═══ DATA PROVIDED

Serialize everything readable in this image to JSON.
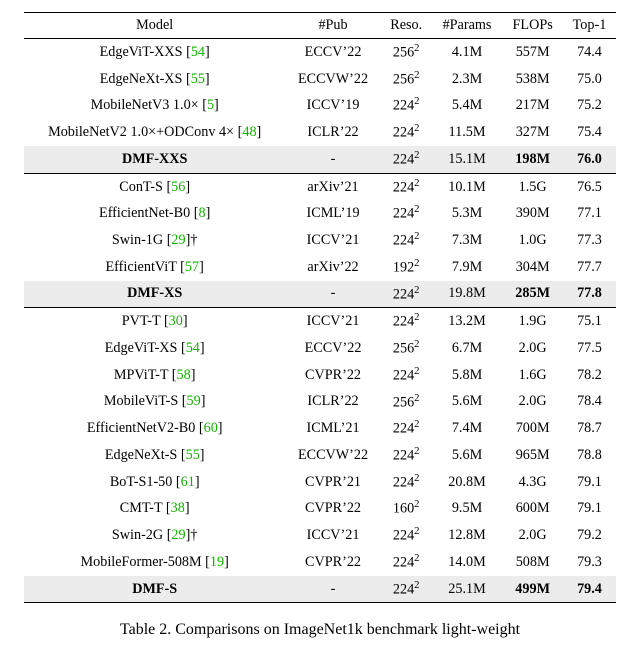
{
  "headers": [
    "Model",
    "#Pub",
    "Reso.",
    "#Params",
    "FLOPs",
    "Top-1"
  ],
  "caption": "Table 2. Comparisons on ImageNet1k benchmark light-weight",
  "groups": [
    {
      "rows": [
        {
          "model": "EdgeViT-XXS",
          "ref": "54",
          "pub": "ECCV’22",
          "reso": "256",
          "resoExp": "2",
          "params": "4.1M",
          "flops": "557M",
          "top1": "74.4"
        },
        {
          "model": "EdgeNeXt-XS",
          "ref": "55",
          "pub": "ECCVW’22",
          "reso": "256",
          "resoExp": "2",
          "params": "2.3M",
          "flops": "538M",
          "top1": "75.0"
        },
        {
          "model": "MobileNetV3 1.0×",
          "ref": "5",
          "pub": "ICCV’19",
          "reso": "224",
          "resoExp": "2",
          "params": "5.4M",
          "flops": "217M",
          "top1": "75.2"
        },
        {
          "model": "MobileNetV2 1.0×+ODConv 4×",
          "ref": "48",
          "pub": "ICLR’22",
          "reso": "224",
          "resoExp": "2",
          "params": "11.5M",
          "flops": "327M",
          "top1": "75.4"
        }
      ],
      "highlight": {
        "model": "DMF-XXS",
        "pub": "-",
        "reso": "224",
        "resoExp": "2",
        "params": "15.1M",
        "flops": "198M",
        "top1": "76.0"
      }
    },
    {
      "rows": [
        {
          "model": "ConT-S",
          "ref": "56",
          "pub": "arXiv’21",
          "reso": "224",
          "resoExp": "2",
          "params": "10.1M",
          "flops": "1.5G",
          "top1": "76.5"
        },
        {
          "model": "EfficientNet-B0",
          "ref": "8",
          "pub": "ICML’19",
          "reso": "224",
          "resoExp": "2",
          "params": "5.3M",
          "flops": "390M",
          "top1": "77.1"
        },
        {
          "model": "Swin-1G",
          "ref": "29",
          "dagger": true,
          "pub": "ICCV’21",
          "reso": "224",
          "resoExp": "2",
          "params": "7.3M",
          "flops": "1.0G",
          "top1": "77.3"
        },
        {
          "model": "EfficientViT",
          "ref": "57",
          "pub": "arXiv’22",
          "reso": "192",
          "resoExp": "2",
          "params": "7.9M",
          "flops": "304M",
          "top1": "77.7"
        }
      ],
      "highlight": {
        "model": "DMF-XS",
        "pub": "-",
        "reso": "224",
        "resoExp": "2",
        "params": "19.8M",
        "flops": "285M",
        "top1": "77.8"
      }
    },
    {
      "rows": [
        {
          "model": "PVT-T",
          "ref": "30",
          "pub": "ICCV’21",
          "reso": "224",
          "resoExp": "2",
          "params": "13.2M",
          "flops": "1.9G",
          "top1": "75.1"
        },
        {
          "model": "EdgeViT-XS",
          "ref": "54",
          "pub": "ECCV’22",
          "reso": "256",
          "resoExp": "2",
          "params": "6.7M",
          "flops": "2.0G",
          "top1": "77.5"
        },
        {
          "model": "MPViT-T",
          "ref": "58",
          "pub": "CVPR’22",
          "reso": "224",
          "resoExp": "2",
          "params": "5.8M",
          "flops": "1.6G",
          "top1": "78.2"
        },
        {
          "model": "MobileViT-S",
          "ref": "59",
          "pub": "ICLR’22",
          "reso": "256",
          "resoExp": "2",
          "params": "5.6M",
          "flops": "2.0G",
          "top1": "78.4"
        },
        {
          "model": "EfficientNetV2-B0",
          "ref": "60",
          "pub": "ICML’21",
          "reso": "224",
          "resoExp": "2",
          "params": "7.4M",
          "flops": "700M",
          "top1": "78.7"
        },
        {
          "model": "EdgeNeXt-S",
          "ref": "55",
          "pub": "ECCVW’22",
          "reso": "224",
          "resoExp": "2",
          "params": "5.6M",
          "flops": "965M",
          "top1": "78.8"
        },
        {
          "model": "BoT-S1-50",
          "ref": "61",
          "pub": "CVPR’21",
          "reso": "224",
          "resoExp": "2",
          "params": "20.8M",
          "flops": "4.3G",
          "top1": "79.1"
        },
        {
          "model": "CMT-T",
          "ref": "38",
          "pub": "CVPR’22",
          "reso": "160",
          "resoExp": "2",
          "params": "9.5M",
          "flops": "600M",
          "top1": "79.1"
        },
        {
          "model": "Swin-2G",
          "ref": "29",
          "dagger": true,
          "pub": "ICCV’21",
          "reso": "224",
          "resoExp": "2",
          "params": "12.8M",
          "flops": "2.0G",
          "top1": "79.2"
        },
        {
          "model": "MobileFormer-508M",
          "ref": "19",
          "pub": "CVPR’22",
          "reso": "224",
          "resoExp": "2",
          "params": "14.0M",
          "flops": "508M",
          "top1": "79.3"
        }
      ],
      "highlight": {
        "model": "DMF-S",
        "pub": "-",
        "reso": "224",
        "resoExp": "2",
        "params": "25.1M",
        "flops": "499M",
        "top1": "79.4"
      }
    }
  ],
  "chart_data": {
    "type": "table",
    "title": "Table 2. Comparisons on ImageNet1k benchmark (light-weight models)",
    "columns": [
      "Model",
      "#Pub",
      "Reso.",
      "#Params",
      "FLOPs",
      "Top-1"
    ],
    "rows": [
      [
        "EdgeViT-XXS",
        "ECCV’22",
        "256^2",
        "4.1M",
        "557M",
        74.4
      ],
      [
        "EdgeNeXt-XS",
        "ECCVW’22",
        "256^2",
        "2.3M",
        "538M",
        75.0
      ],
      [
        "MobileNetV3 1.0×",
        "ICCV’19",
        "224^2",
        "5.4M",
        "217M",
        75.2
      ],
      [
        "MobileNetV2 1.0×+ODConv 4×",
        "ICLR’22",
        "224^2",
        "11.5M",
        "327M",
        75.4
      ],
      [
        "DMF-XXS",
        "-",
        "224^2",
        "15.1M",
        "198M",
        76.0
      ],
      [
        "ConT-S",
        "arXiv’21",
        "224^2",
        "10.1M",
        "1.5G",
        76.5
      ],
      [
        "EfficientNet-B0",
        "ICML’19",
        "224^2",
        "5.3M",
        "390M",
        77.1
      ],
      [
        "Swin-1G",
        "ICCV’21",
        "224^2",
        "7.3M",
        "1.0G",
        77.3
      ],
      [
        "EfficientViT",
        "arXiv’22",
        "192^2",
        "7.9M",
        "304M",
        77.7
      ],
      [
        "DMF-XS",
        "-",
        "224^2",
        "19.8M",
        "285M",
        77.8
      ],
      [
        "PVT-T",
        "ICCV’21",
        "224^2",
        "13.2M",
        "1.9G",
        75.1
      ],
      [
        "EdgeViT-XS",
        "ECCV’22",
        "256^2",
        "6.7M",
        "2.0G",
        77.5
      ],
      [
        "MPViT-T",
        "CVPR’22",
        "224^2",
        "5.8M",
        "1.6G",
        78.2
      ],
      [
        "MobileViT-S",
        "ICLR’22",
        "256^2",
        "5.6M",
        "2.0G",
        78.4
      ],
      [
        "EfficientNetV2-B0",
        "ICML’21",
        "224^2",
        "7.4M",
        "700M",
        78.7
      ],
      [
        "EdgeNeXt-S",
        "ECCVW’22",
        "224^2",
        "5.6M",
        "965M",
        78.8
      ],
      [
        "BoT-S1-50",
        "CVPR’21",
        "224^2",
        "20.8M",
        "4.3G",
        79.1
      ],
      [
        "CMT-T",
        "CVPR’22",
        "160^2",
        "9.5M",
        "600M",
        79.1
      ],
      [
        "Swin-2G",
        "ICCV’21",
        "224^2",
        "12.8M",
        "2.0G",
        79.2
      ],
      [
        "MobileFormer-508M",
        "CVPR’22",
        "224^2",
        "14.0M",
        "508M",
        79.3
      ],
      [
        "DMF-S",
        "-",
        "224^2",
        "25.1M",
        "499M",
        79.4
      ]
    ]
  }
}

══════

**GOAL**
Reproduce the full material exactly, excluding the pictures.

**COMPLETE OUTPUT**
Serialize everything readable in this image to JSON.
{
  "headers": [
    "Model",
    "#Pub",
    "Reso.",
    "#Params",
    "FLOPs",
    "Top-1"
  ],
  "caption": "Table 2. Comparisons on ImageNet1k benchmark light-weight",
  "groups": [
    {
      "rows": [
        {
          "model": "EdgeViT-XXS",
          "ref": "54",
          "pub": "ECCV’22",
          "reso": "256",
          "resoExp": "2",
          "params": "4.1M",
          "flops": "557M",
          "top1": "74.4"
        },
        {
          "model": "EdgeNeXt-XS",
          "ref": "55",
          "pub": "ECCVW’22",
          "reso": "256",
          "resoExp": "2",
          "params": "2.3M",
          "flops": "538M",
          "top1": "75.0"
        },
        {
          "model": "MobileNetV3 1.0×",
          "ref": "5",
          "pub": "ICCV’19",
          "reso": "224",
          "resoExp": "2",
          "params": "5.4M",
          "flops": "217M",
          "top1": "75.2"
        },
        {
          "model": "MobileNetV2 1.0×+ODConv 4×",
          "ref": "48",
          "pub": "ICLR’22",
          "reso": "224",
          "resoExp": "2",
          "params": "11.5M",
          "flops": "327M",
          "top1": "75.4"
        }
      ],
      "highlight": {
        "model": "DMF-XXS",
        "pub": "-",
        "reso": "224",
        "resoExp": "2",
        "params": "15.1M",
        "flops": "198M",
        "top1": "76.0"
      }
    },
    {
      "rows": [
        {
          "model": "ConT-S",
          "ref": "56",
          "pub": "arXiv’21",
          "reso": "224",
          "resoExp": "2",
          "params": "10.1M",
          "flops": "1.5G",
          "top1": "76.5"
        },
        {
          "model": "EfficientNet-B0",
          "ref": "8",
          "pub": "ICML’19",
          "reso": "224",
          "resoExp": "2",
          "params": "5.3M",
          "flops": "390M",
          "top1": "77.1"
        },
        {
          "model": "Swin-1G",
          "ref": "29",
          "dagger": true,
          "pub": "ICCV’21",
          "reso": "224",
          "resoExp": "2",
          "params": "7.3M",
          "flops": "1.0G",
          "top1": "77.3"
        },
        {
          "model": "EfficientViT",
          "ref": "57",
          "pub": "arXiv’22",
          "reso": "192",
          "resoExp": "2",
          "params": "7.9M",
          "flops": "304M",
          "top1": "77.7"
        }
      ],
      "highlight": {
        "model": "DMF-XS",
        "pub": "-",
        "reso": "224",
        "resoExp": "2",
        "params": "19.8M",
        "flops": "285M",
        "top1": "77.8"
      }
    },
    {
      "rows": [
        {
          "model": "PVT-T",
          "ref": "30",
          "pub": "ICCV’21",
          "reso": "224",
          "resoExp": "2",
          "params": "13.2M",
          "flops": "1.9G",
          "top1": "75.1"
        },
        {
          "model": "EdgeViT-XS",
          "ref": "54",
          "pub": "ECCV’22",
          "reso": "256",
          "resoExp": "2",
          "params": "6.7M",
          "flops": "2.0G",
          "top1": "77.5"
        },
        {
          "model": "MPViT-T",
          "ref": "58",
          "pub": "CVPR’22",
          "reso": "224",
          "resoExp": "2",
          "params": "5.8M",
          "flops": "1.6G",
          "top1": "78.2"
        },
        {
          "model": "MobileViT-S",
          "ref": "59",
          "pub": "ICLR’22",
          "reso": "256",
          "resoExp": "2",
          "params": "5.6M",
          "flops": "2.0G",
          "top1": "78.4"
        },
        {
          "model": "EfficientNetV2-B0",
          "ref": "60",
          "pub": "ICML’21",
          "reso": "224",
          "resoExp": "2",
          "params": "7.4M",
          "flops": "700M",
          "top1": "78.7"
        },
        {
          "model": "EdgeNeXt-S",
          "ref": "55",
          "pub": "ECCVW’22",
          "reso": "224",
          "resoExp": "2",
          "params": "5.6M",
          "flops": "965M",
          "top1": "78.8"
        },
        {
          "model": "BoT-S1-50",
          "ref": "61",
          "pub": "CVPR’21",
          "reso": "224",
          "resoExp": "2",
          "params": "20.8M",
          "flops": "4.3G",
          "top1": "79.1"
        },
        {
          "model": "CMT-T",
          "ref": "38",
          "pub": "CVPR’22",
          "reso": "160",
          "resoExp": "2",
          "params": "9.5M",
          "flops": "600M",
          "top1": "79.1"
        },
        {
          "model": "Swin-2G",
          "ref": "29",
          "dagger": true,
          "pub": "ICCV’21",
          "reso": "224",
          "resoExp": "2",
          "params": "12.8M",
          "flops": "2.0G",
          "top1": "79.2"
        },
        {
          "model": "MobileFormer-508M",
          "ref": "19",
          "pub": "CVPR’22",
          "reso": "224",
          "resoExp": "2",
          "params": "14.0M",
          "flops": "508M",
          "top1": "79.3"
        }
      ],
      "highlight": {
        "model": "DMF-S",
        "pub": "-",
        "reso": "224",
        "resoExp": "2",
        "params": "25.1M",
        "flops": "499M",
        "top1": "79.4"
      }
    }
  ],
  "chart_data": {
    "type": "table",
    "title": "Table 2. Comparisons on ImageNet1k benchmark (light-weight models)",
    "columns": [
      "Model",
      "#Pub",
      "Reso.",
      "#Params",
      "FLOPs",
      "Top-1"
    ],
    "rows": [
      [
        "EdgeViT-XXS",
        "ECCV’22",
        "256^2",
        "4.1M",
        "557M",
        74.4
      ],
      [
        "EdgeNeXt-XS",
        "ECCVW’22",
        "256^2",
        "2.3M",
        "538M",
        75.0
      ],
      [
        "MobileNetV3 1.0×",
        "ICCV’19",
        "224^2",
        "5.4M",
        "217M",
        75.2
      ],
      [
        "MobileNetV2 1.0×+ODConv 4×",
        "ICLR’22",
        "224^2",
        "11.5M",
        "327M",
        75.4
      ],
      [
        "DMF-XXS",
        "-",
        "224^2",
        "15.1M",
        "198M",
        76.0
      ],
      [
        "ConT-S",
        "arXiv’21",
        "224^2",
        "10.1M",
        "1.5G",
        76.5
      ],
      [
        "EfficientNet-B0",
        "ICML’19",
        "224^2",
        "5.3M",
        "390M",
        77.1
      ],
      [
        "Swin-1G",
        "ICCV’21",
        "224^2",
        "7.3M",
        "1.0G",
        77.3
      ],
      [
        "EfficientViT",
        "arXiv’22",
        "192^2",
        "7.9M",
        "304M",
        77.7
      ],
      [
        "DMF-XS",
        "-",
        "224^2",
        "19.8M",
        "285M",
        77.8
      ],
      [
        "PVT-T",
        "ICCV’21",
        "224^2",
        "13.2M",
        "1.9G",
        75.1
      ],
      [
        "EdgeViT-XS",
        "ECCV’22",
        "256^2",
        "6.7M",
        "2.0G",
        77.5
      ],
      [
        "MPViT-T",
        "CVPR’22",
        "224^2",
        "5.8M",
        "1.6G",
        78.2
      ],
      [
        "MobileViT-S",
        "ICLR’22",
        "256^2",
        "5.6M",
        "2.0G",
        78.4
      ],
      [
        "EfficientNetV2-B0",
        "ICML’21",
        "224^2",
        "7.4M",
        "700M",
        78.7
      ],
      [
        "EdgeNeXt-S",
        "ECCVW’22",
        "224^2",
        "5.6M",
        "965M",
        78.8
      ],
      [
        "BoT-S1-50",
        "CVPR’21",
        "224^2",
        "20.8M",
        "4.3G",
        79.1
      ],
      [
        "CMT-T",
        "CVPR’22",
        "160^2",
        "9.5M",
        "600M",
        79.1
      ],
      [
        "Swin-2G",
        "ICCV’21",
        "224^2",
        "12.8M",
        "2.0G",
        79.2
      ],
      [
        "MobileFormer-508M",
        "CVPR’22",
        "224^2",
        "14.0M",
        "508M",
        79.3
      ],
      [
        "DMF-S",
        "-",
        "224^2",
        "25.1M",
        "499M",
        79.4
      ]
    ]
  }
}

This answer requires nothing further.